** What to do **
Make an exact copy of the lines, leaving the pictures out.
begin Material supplied
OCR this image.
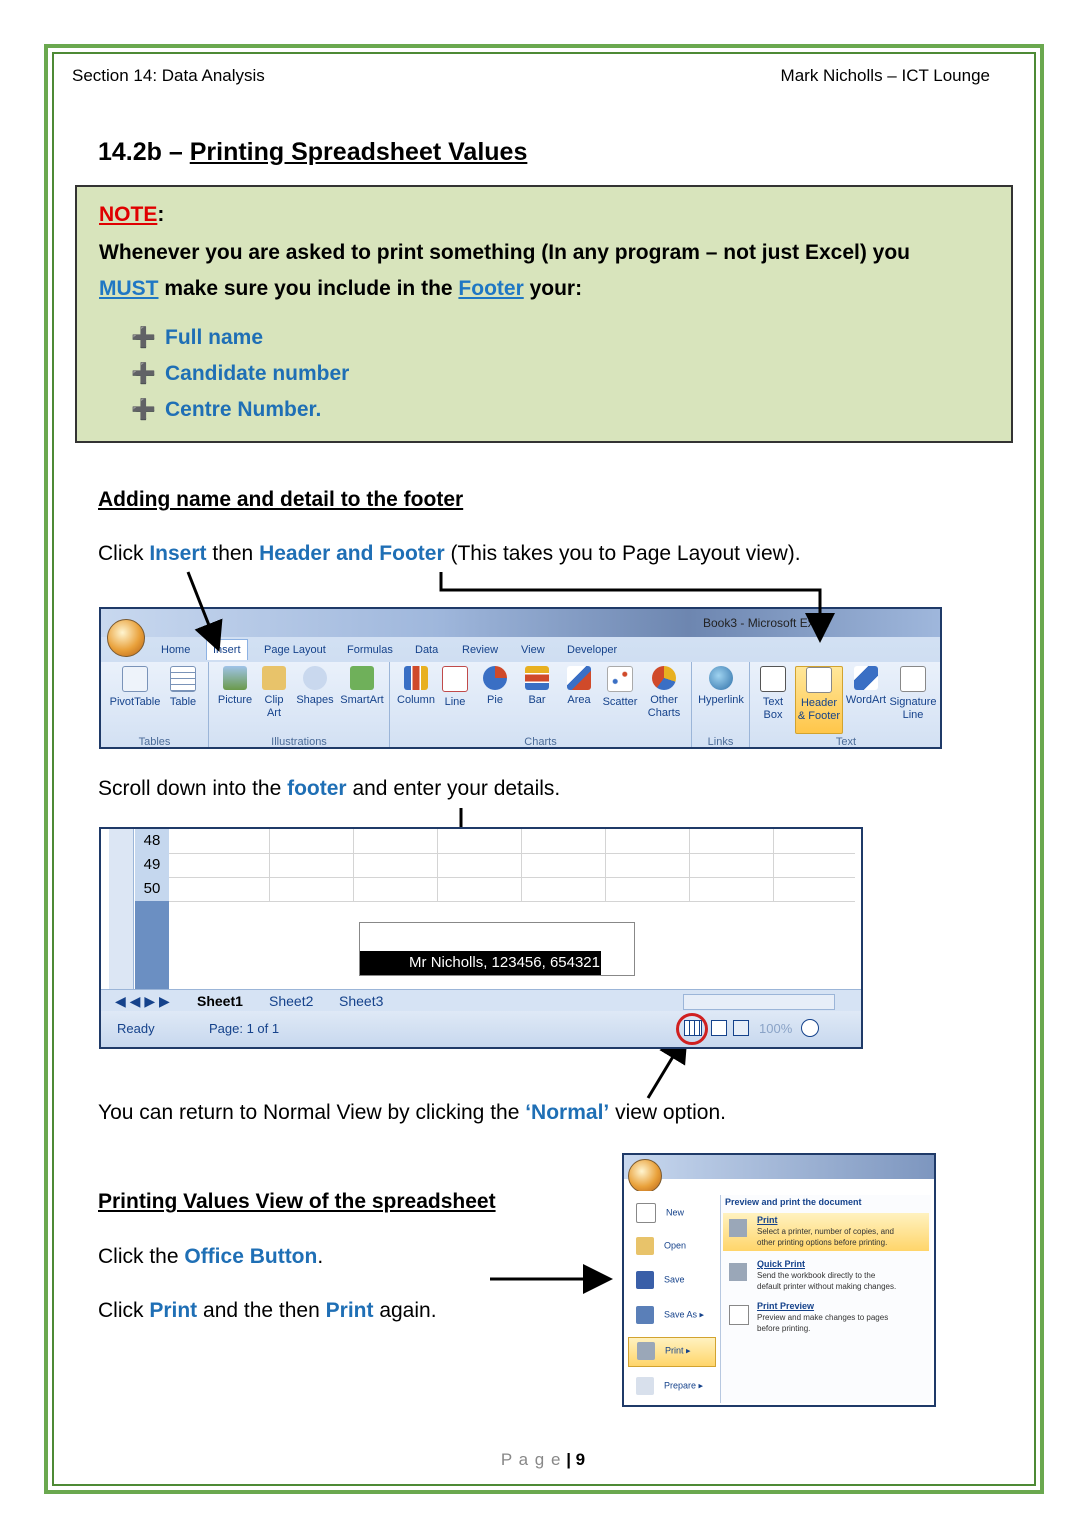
Section 14: Data Analysis	Mark Nicholls – ICT Lounge
14.2b – Printing Spreadsheet Values
NOTE:
Whenever you are asked to print something (In any program – not just Excel) you
MUST make sure you include in the Footer your:
➕ Full name
➕ Candidate number
➕ Centre Number.
Adding name and detail to the footer
Click Insert then Header and Footer (This takes you to Page Layout view).
Book3 - Microsoft Excel
Home	Insert	Page Layout Formulas Data Review View Developer
PivotTable Table
Tables
Picture	Clip
Art
Shapes SmartArt
Illustrations
Column Line	Pie	Bar	Area	Scatter	Other
Charts
Charts
Hyperlink
Links
Text
Box
Header
& Footer
WordArt Signature
Line
Text
Scroll down into the footer and enter your details.
48
49
50
Mr Nicholls, 123456, 654321
◀ ◀ ▶ ▶ Sheet1 Sheet2 Sheet3
Ready	Page: 1 of 1	100%
You can return to Normal View by clicking the ‘Normal’ view option.
Printing Values View of the spreadsheet
Click the Office Button.
Click Print and the then Print again.
New
Open
Save
Save As ▸
Print ▸
Prepare ▸
Preview and print the document
Print
Select a printer, number of copies, and
other printing options before printing.
Quick Print
Send the workbook directly to the
default printer without making changes.
Print Preview
Preview and make changes to pages
before printing.
P a g e | 9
end Material supplied
** Output below **
OCR this image.
Section 14: Data Analysis	Mark Nicholls – ICT Lounge
14.2b – Printing Spreadsheet Values
NOTE:
Whenever you are asked to print something (In any program – not just Excel) you
MUST make sure you include in the Footer your:
➕ Full name
➕ Candidate number
➕ Centre Number.
Adding name and detail to the footer
Click Insert then Header and Footer (This takes you to Page Layout view).
Book3 - Microsoft Excel
Home	Insert	Page Layout Formulas Data Review View Developer
PivotTable Table
Tables
Picture	Clip
Art
Shapes SmartArt
Illustrations
Column Line	Pie	Bar	Area	Scatter	Other
Charts
Charts
Hyperlink
Links
Text
Box
Header
& Footer
WordArt Signature
Line
Text
Scroll down into the footer and enter your details.
48
49
50
Mr Nicholls, 123456, 654321
◀ ◀ ▶ ▶ Sheet1 Sheet2 Sheet3
Ready	Page: 1 of 1	100%
You can return to Normal View by clicking the ‘Normal’ view option.
Printing Values View of the spreadsheet
Click the Office Button.
Click Print and the then Print again.
New
Open
Save
Save As ▸
Print ▸
Prepare ▸
Preview and print the document
Print
Select a printer, number of copies, and
other printing options before printing.
Quick Print
Send the workbook directly to the
default printer without making changes.
Print Preview
Preview and make changes to pages
before printing.
P a g e | 9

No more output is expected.